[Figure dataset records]
[BEGIN]
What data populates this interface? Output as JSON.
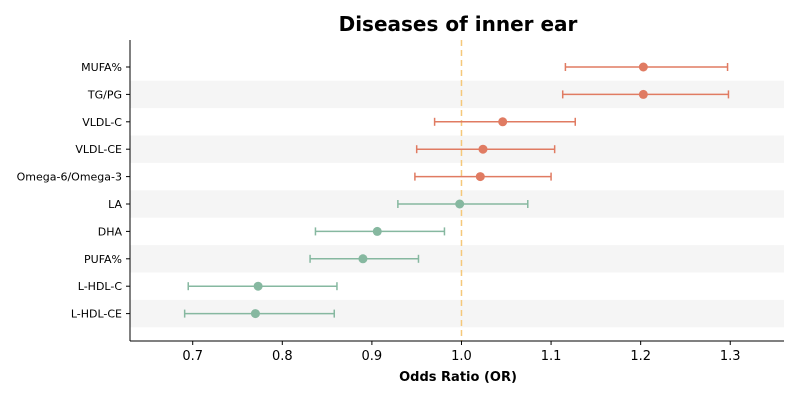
{
  "chart_data": {
    "type": "scatter",
    "title": "Diseases of inner ear",
    "xlabel": "Odds Ratio (OR)",
    "ylabel": "",
    "xlim": [
      0.63,
      1.36
    ],
    "xticks": [
      "0.7",
      "0.8",
      "0.9",
      "1.0",
      "1.1",
      "1.2",
      "1.3"
    ],
    "reference_line": 1.0,
    "colors": {
      "risk": "#e07b62",
      "protective": "#86b8a0",
      "reference": "#f5c87a",
      "band": "#f5f5f5"
    },
    "rows": [
      {
        "label": "MUFA%",
        "or": 1.203,
        "lo": 1.116,
        "hi": 1.297,
        "group": "risk"
      },
      {
        "label": "TG/PG",
        "or": 1.203,
        "lo": 1.113,
        "hi": 1.298,
        "group": "risk"
      },
      {
        "label": "VLDL-C",
        "or": 1.046,
        "lo": 0.97,
        "hi": 1.127,
        "group": "risk"
      },
      {
        "label": "VLDL-CE",
        "or": 1.024,
        "lo": 0.95,
        "hi": 1.104,
        "group": "risk"
      },
      {
        "label": "Omega-6/Omega-3",
        "or": 1.021,
        "lo": 0.948,
        "hi": 1.1,
        "group": "risk"
      },
      {
        "label": "LA",
        "or": 0.998,
        "lo": 0.929,
        "hi": 1.074,
        "group": "protective"
      },
      {
        "label": "DHA",
        "or": 0.906,
        "lo": 0.837,
        "hi": 0.981,
        "group": "protective"
      },
      {
        "label": "PUFA%",
        "or": 0.89,
        "lo": 0.831,
        "hi": 0.952,
        "group": "protective"
      },
      {
        "label": "L-HDL-C",
        "or": 0.773,
        "lo": 0.695,
        "hi": 0.861,
        "group": "protective"
      },
      {
        "label": "L-HDL-CE",
        "or": 0.77,
        "lo": 0.691,
        "hi": 0.858,
        "group": "protective"
      }
    ]
  }
}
[END]
- [Work to be completed] Copy out the entries verbatim and leave the images out.

- [Expected answer]
What data populates this interface? Output as JSON.
{
  "chart_data": {
    "type": "scatter",
    "title": "Diseases of inner ear",
    "xlabel": "Odds Ratio (OR)",
    "ylabel": "",
    "xlim": [
      0.63,
      1.36
    ],
    "xticks": [
      "0.7",
      "0.8",
      "0.9",
      "1.0",
      "1.1",
      "1.2",
      "1.3"
    ],
    "reference_line": 1.0,
    "colors": {
      "risk": "#e07b62",
      "protective": "#86b8a0",
      "reference": "#f5c87a",
      "band": "#f5f5f5"
    },
    "rows": [
      {
        "label": "MUFA%",
        "or": 1.203,
        "lo": 1.116,
        "hi": 1.297,
        "group": "risk"
      },
      {
        "label": "TG/PG",
        "or": 1.203,
        "lo": 1.113,
        "hi": 1.298,
        "group": "risk"
      },
      {
        "label": "VLDL-C",
        "or": 1.046,
        "lo": 0.97,
        "hi": 1.127,
        "group": "risk"
      },
      {
        "label": "VLDL-CE",
        "or": 1.024,
        "lo": 0.95,
        "hi": 1.104,
        "group": "risk"
      },
      {
        "label": "Omega-6/Omega-3",
        "or": 1.021,
        "lo": 0.948,
        "hi": 1.1,
        "group": "risk"
      },
      {
        "label": "LA",
        "or": 0.998,
        "lo": 0.929,
        "hi": 1.074,
        "group": "protective"
      },
      {
        "label": "DHA",
        "or": 0.906,
        "lo": 0.837,
        "hi": 0.981,
        "group": "protective"
      },
      {
        "label": "PUFA%",
        "or": 0.89,
        "lo": 0.831,
        "hi": 0.952,
        "group": "protective"
      },
      {
        "label": "L-HDL-C",
        "or": 0.773,
        "lo": 0.695,
        "hi": 0.861,
        "group": "protective"
      },
      {
        "label": "L-HDL-CE",
        "or": 0.77,
        "lo": 0.691,
        "hi": 0.858,
        "group": "protective"
      }
    ]
  }
}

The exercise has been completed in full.